WHAT YOU WILL DO: Drop every picture, then transcribe the remaining data exactly.

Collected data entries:
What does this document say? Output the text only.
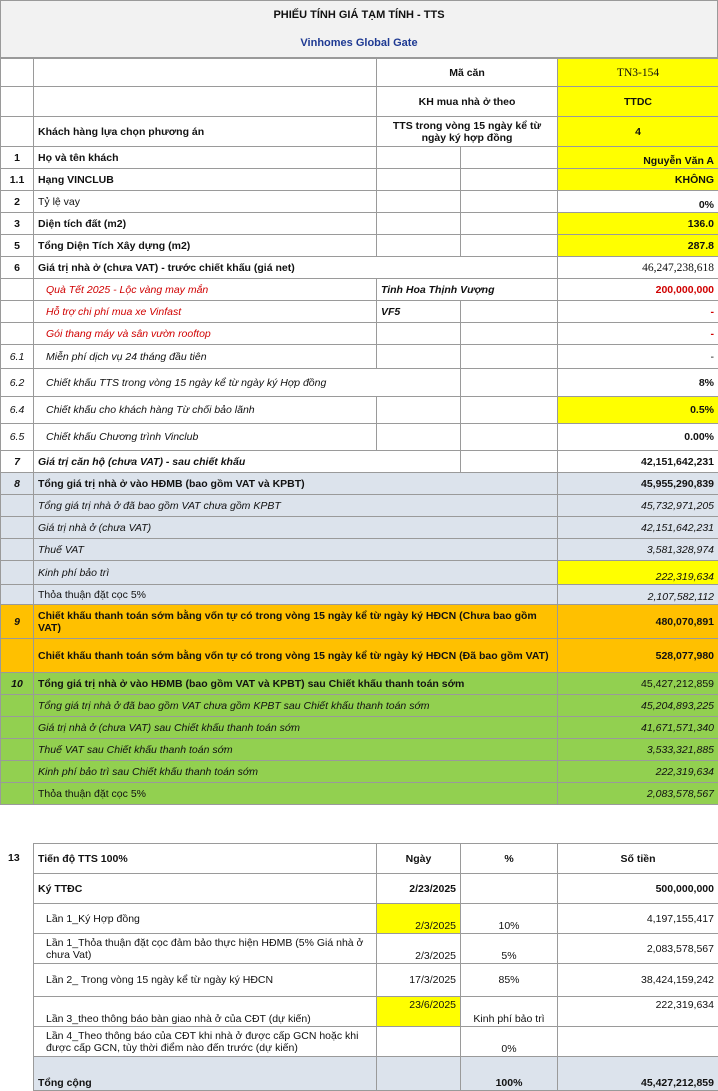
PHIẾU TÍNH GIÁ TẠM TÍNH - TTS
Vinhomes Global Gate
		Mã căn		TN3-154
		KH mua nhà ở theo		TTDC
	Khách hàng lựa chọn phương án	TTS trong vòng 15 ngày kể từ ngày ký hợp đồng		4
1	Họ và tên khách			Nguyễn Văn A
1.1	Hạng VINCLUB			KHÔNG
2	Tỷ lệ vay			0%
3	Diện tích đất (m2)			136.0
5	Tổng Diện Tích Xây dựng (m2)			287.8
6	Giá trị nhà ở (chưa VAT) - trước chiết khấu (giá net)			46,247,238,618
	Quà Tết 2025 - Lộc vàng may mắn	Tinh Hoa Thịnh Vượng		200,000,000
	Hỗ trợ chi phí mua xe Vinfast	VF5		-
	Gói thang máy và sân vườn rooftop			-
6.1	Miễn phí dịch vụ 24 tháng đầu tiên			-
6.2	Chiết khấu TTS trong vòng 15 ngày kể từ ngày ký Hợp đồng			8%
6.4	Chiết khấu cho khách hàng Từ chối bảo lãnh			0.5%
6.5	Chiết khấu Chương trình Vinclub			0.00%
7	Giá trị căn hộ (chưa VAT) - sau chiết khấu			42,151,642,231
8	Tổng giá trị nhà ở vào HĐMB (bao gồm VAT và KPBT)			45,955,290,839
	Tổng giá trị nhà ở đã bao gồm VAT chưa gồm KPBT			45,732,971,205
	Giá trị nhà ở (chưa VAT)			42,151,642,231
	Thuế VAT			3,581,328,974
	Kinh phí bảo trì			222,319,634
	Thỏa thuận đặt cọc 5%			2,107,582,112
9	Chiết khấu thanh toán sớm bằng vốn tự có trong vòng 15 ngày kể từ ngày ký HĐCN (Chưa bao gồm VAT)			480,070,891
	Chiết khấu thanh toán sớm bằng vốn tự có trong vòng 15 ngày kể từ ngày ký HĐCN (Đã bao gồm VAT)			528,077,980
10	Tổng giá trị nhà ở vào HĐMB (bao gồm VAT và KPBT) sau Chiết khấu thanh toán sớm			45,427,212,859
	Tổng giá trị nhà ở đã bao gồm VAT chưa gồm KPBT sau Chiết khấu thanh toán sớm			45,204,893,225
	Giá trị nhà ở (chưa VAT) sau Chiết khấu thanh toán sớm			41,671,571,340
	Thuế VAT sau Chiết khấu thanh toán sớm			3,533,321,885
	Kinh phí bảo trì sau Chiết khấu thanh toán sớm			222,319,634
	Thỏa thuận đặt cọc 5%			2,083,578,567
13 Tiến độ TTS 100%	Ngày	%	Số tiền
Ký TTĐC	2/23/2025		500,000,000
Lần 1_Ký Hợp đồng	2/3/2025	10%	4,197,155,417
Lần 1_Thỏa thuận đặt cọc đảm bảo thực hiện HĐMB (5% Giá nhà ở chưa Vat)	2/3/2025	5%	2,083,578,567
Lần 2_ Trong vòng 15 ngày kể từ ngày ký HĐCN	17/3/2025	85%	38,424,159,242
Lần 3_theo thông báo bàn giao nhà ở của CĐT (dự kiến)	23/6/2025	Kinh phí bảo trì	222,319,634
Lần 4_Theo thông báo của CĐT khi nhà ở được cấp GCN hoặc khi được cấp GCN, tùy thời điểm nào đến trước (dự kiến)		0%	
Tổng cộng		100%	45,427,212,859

OUTPUT OF THE EXERCISE:
What does this document say? Output the text only.
PHIẾU TÍNH GIÁ TẠM TÍNH - TTS
Vinhomes Global Gate
		Mã căn		TN3-154
		KH mua nhà ở theo		TTDC
	Khách hàng lựa chọn phương án	TTS trong vòng 15 ngày kể từ ngày ký hợp đồng		4
1	Họ và tên khách			Nguyễn Văn A
1.1	Hạng VINCLUB			KHÔNG
2	Tỷ lệ vay			0%
3	Diện tích đất (m2)			136.0
5	Tổng Diện Tích Xây dựng (m2)			287.8
6	Giá trị nhà ở (chưa VAT) - trước chiết khấu (giá net)			46,247,238,618
	Quà Tết 2025 - Lộc vàng may mắn	Tinh Hoa Thịnh Vượng		200,000,000
	Hỗ trợ chi phí mua xe Vinfast	VF5		-
	Gói thang máy và sân vườn rooftop			-
6.1	Miễn phí dịch vụ 24 tháng đầu tiên			-
6.2	Chiết khấu TTS trong vòng 15 ngày kể từ ngày ký Hợp đồng			8%
6.4	Chiết khấu cho khách hàng Từ chối bảo lãnh			0.5%
6.5	Chiết khấu Chương trình Vinclub			0.00%
7	Giá trị căn hộ (chưa VAT) - sau chiết khấu			42,151,642,231
8	Tổng giá trị nhà ở vào HĐMB (bao gồm VAT và KPBT)			45,955,290,839
	Tổng giá trị nhà ở đã bao gồm VAT chưa gồm KPBT			45,732,971,205
	Giá trị nhà ở (chưa VAT)			42,151,642,231
	Thuế VAT			3,581,328,974
	Kinh phí bảo trì			222,319,634
	Thỏa thuận đặt cọc 5%			2,107,582,112
9	Chiết khấu thanh toán sớm bằng vốn tự có trong vòng 15 ngày kể từ ngày ký HĐCN (Chưa bao gồm VAT)			480,070,891
	Chiết khấu thanh toán sớm bằng vốn tự có trong vòng 15 ngày kể từ ngày ký HĐCN (Đã bao gồm VAT)			528,077,980
10	Tổng giá trị nhà ở vào HĐMB (bao gồm VAT và KPBT) sau Chiết khấu thanh toán sớm			45,427,212,859
	Tổng giá trị nhà ở đã bao gồm VAT chưa gồm KPBT sau Chiết khấu thanh toán sớm			45,204,893,225
	Giá trị nhà ở (chưa VAT) sau Chiết khấu thanh toán sớm			41,671,571,340
	Thuế VAT sau Chiết khấu thanh toán sớm			3,533,321,885
	Kinh phí bảo trì sau Chiết khấu thanh toán sớm			222,319,634
	Thỏa thuận đặt cọc 5%			2,083,578,567
13 Tiến độ TTS 100%	Ngày	%	Số tiền
Ký TTĐC	2/23/2025		500,000,000
Lần 1_Ký Hợp đồng	2/3/2025	10%	4,197,155,417
Lần 1_Thỏa thuận đặt cọc đảm bảo thực hiện HĐMB (5% Giá nhà ở chưa Vat)	2/3/2025	5%	2,083,578,567
Lần 2_ Trong vòng 15 ngày kể từ ngày ký HĐCN	17/3/2025	85%	38,424,159,242
Lần 3_theo thông báo bàn giao nhà ở của CĐT (dự kiến)	23/6/2025	Kinh phí bảo trì	222,319,634
Lần 4_Theo thông báo của CĐT khi nhà ở được cấp GCN hoặc khi được cấp GCN, tùy thời điểm nào đến trước (dự kiến)		0%	
Tổng cộng		100%	45,427,212,859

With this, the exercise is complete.